● Extrait à lire:
◆ ◆ ◆ ◆ ◆

Décision n° 383-C-A-2008
le 23 juillet 2008
RELATIVE à une plainte déposée par K contre Air Canada.
Référence no M4120-3/07-07098
INTRODUCTION ET QUESTION
[1] Le 27 juin 2007, Air Canada a informé K qu'il ne pourrait plus voyager à bord de ses vols à l'avenir, y compris le vol no AC002 en partance de Tokyo, Japon et à destination de Toronto (Ontario), Canada, le 30 juin 2007. Le transporteur prétend que K a affiché un comportement inapproprié à bord du vol no AC001 parti de Toronto le 9 juin 2007. K avait acheté un billet à destination de Bangkok, Thaïlande, avec une correspondance à Tokyo. Il a par la suite acheté un billet de la compagnie Cathay Pacific Airways Limited comme solution de rechange pour son retour à Toronto. Il demande le remboursement du prix de ce billet et la levée de l'interdiction à vie de voyager avec Air Canada.
[2] Air Canada a-t-elle appliqué correctement les conditions de transport relatives au refus de transporter précisées dans son tarif international énonçant les règles applicables aux passagers et au prix, CTA(A) no 458 (le tarif)? Si le transporteur a refusé à tort de transporter le passager, la question du remboursement des dépenses engagées par K, notamment pour une autre option de transport, devient un enjeu.
[3] Comme l'indiquent les motifs exposés ci-dessous, l'Office conclut dans cette affaire qu'Air Canada a appliqué correctement les conditions de transport énoncées dans son tarif, et, par le fait même, rejette la plainte.
FAITS
[4] Le 9 juin 2007, K a pris le vol no AC001 en partance de Toronto et à destination de Tokyo, d'où il devait prendre un vol de correspondance à destination de Bangkok avec Thai Airways International Public Company Limited (Thai Airways). Lors du débarquement à Tokyo, K a eu une altercation avec deux agents de bord. La police a été appelée sur les lieux et l'a interrogé. Aucune accusation n'a été portée contre K. L'agent de porte d'Air Canada a signalé l'incident au commandant de bord du vol de correspondance de K, et celui-ci l'a autorisé à poursuivre son voyage jusqu'à Bangkok.

◆ ◆ ◆ ◆ ◆

● Contenu des données:
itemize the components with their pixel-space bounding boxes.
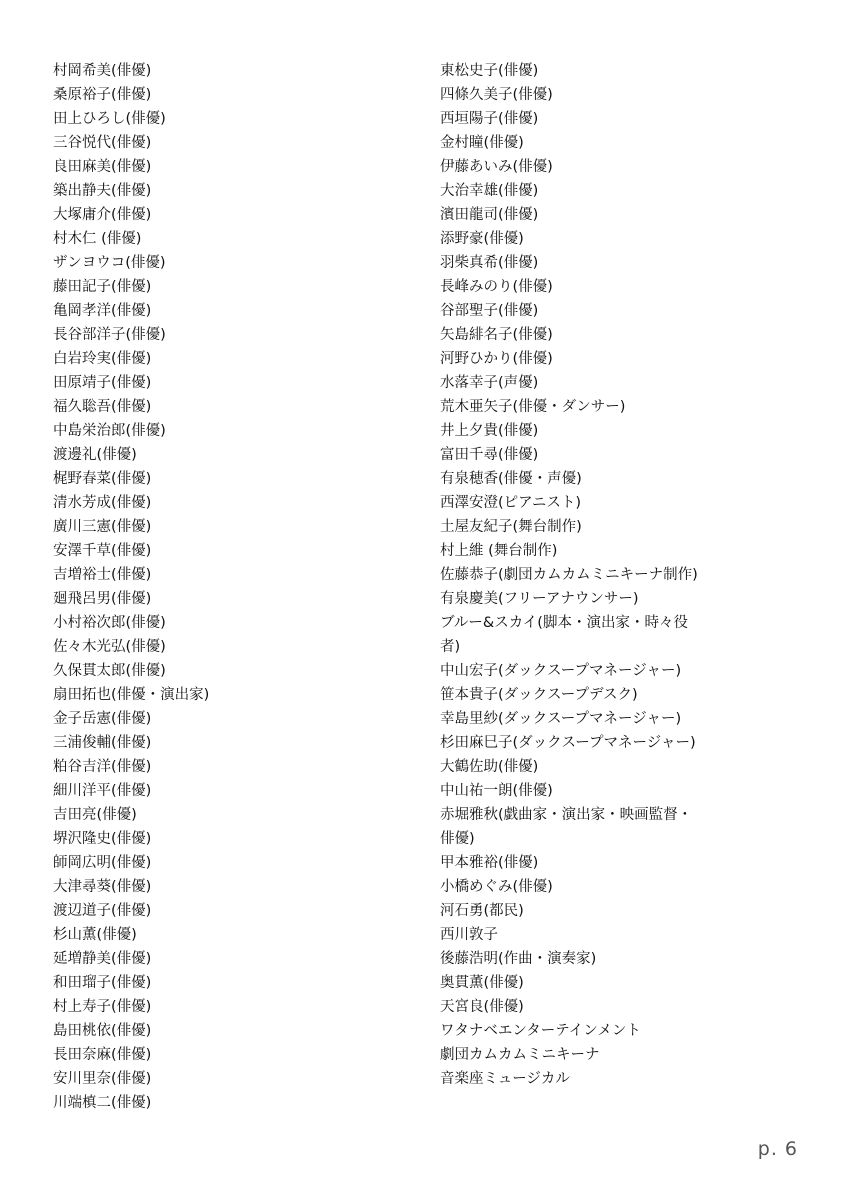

◆ ◆ ◆ ◆ ◆

● Consigne de travail: Relevez toutes les dates que mentionne l'extrait, dans leur ordre d'apparition. Les données forment un matériau à part, distinct de l'extrait.

● La réponse:
- 23 juillet 2008
- 27 juin 2007
- 30 juin 2007
- 9 juin 2007